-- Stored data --
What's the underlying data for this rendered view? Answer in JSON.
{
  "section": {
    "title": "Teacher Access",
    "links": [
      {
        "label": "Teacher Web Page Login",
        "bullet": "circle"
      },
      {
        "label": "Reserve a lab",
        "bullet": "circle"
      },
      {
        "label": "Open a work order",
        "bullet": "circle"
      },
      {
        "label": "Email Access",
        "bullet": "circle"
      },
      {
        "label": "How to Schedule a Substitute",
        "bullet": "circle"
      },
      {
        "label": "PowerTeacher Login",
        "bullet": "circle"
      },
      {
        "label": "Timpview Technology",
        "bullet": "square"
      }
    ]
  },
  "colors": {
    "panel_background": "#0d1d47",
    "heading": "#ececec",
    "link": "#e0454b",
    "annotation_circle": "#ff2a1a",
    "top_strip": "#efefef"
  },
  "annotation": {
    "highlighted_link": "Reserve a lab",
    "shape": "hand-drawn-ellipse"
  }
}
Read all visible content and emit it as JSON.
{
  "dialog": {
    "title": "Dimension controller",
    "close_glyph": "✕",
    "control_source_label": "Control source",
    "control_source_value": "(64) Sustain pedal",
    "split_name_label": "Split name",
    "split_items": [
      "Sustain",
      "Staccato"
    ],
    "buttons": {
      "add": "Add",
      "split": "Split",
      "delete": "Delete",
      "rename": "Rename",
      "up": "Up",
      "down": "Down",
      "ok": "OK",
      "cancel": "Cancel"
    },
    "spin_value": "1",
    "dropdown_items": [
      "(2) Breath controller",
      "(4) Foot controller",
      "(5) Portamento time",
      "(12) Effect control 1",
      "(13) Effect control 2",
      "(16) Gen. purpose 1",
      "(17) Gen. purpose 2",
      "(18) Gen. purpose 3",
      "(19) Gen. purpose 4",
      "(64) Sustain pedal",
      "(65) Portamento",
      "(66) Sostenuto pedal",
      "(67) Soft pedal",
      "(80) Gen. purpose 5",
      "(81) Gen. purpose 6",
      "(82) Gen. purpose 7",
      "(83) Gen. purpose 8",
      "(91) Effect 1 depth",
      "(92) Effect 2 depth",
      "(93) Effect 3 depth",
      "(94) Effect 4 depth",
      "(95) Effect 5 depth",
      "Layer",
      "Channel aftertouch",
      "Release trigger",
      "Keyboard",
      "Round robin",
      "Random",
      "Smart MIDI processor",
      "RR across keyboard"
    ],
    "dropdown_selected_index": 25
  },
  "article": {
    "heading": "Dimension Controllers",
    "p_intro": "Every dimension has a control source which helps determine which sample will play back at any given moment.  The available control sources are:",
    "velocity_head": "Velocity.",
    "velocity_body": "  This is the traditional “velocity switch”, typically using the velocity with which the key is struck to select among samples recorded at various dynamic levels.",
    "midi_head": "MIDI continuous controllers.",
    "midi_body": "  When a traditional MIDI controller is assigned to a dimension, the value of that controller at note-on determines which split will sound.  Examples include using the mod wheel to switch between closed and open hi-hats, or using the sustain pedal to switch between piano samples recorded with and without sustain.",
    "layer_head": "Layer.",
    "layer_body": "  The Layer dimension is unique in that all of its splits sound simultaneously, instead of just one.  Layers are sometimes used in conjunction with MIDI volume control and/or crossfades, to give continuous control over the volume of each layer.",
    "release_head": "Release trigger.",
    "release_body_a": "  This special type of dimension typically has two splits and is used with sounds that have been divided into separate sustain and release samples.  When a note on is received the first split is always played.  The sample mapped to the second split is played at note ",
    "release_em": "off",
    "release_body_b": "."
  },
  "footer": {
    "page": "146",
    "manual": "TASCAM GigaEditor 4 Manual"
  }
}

-- The request --
Search the records above for the string "will". Copy every line that contains it.

-- Output --
    "p_intro": "Every dimension has a control source which helps determine which sample will play back at any given moment.  The available control sources are:",
    "midi_body": "  When a traditional MIDI controller is assigned to a dimension, the value of that controller at note-on determines which split will sound.  Examples include using the mod wheel to switch between closed and open hi-hats, or using the sustain pedal to switch between piano samples recorded with and without sustain.",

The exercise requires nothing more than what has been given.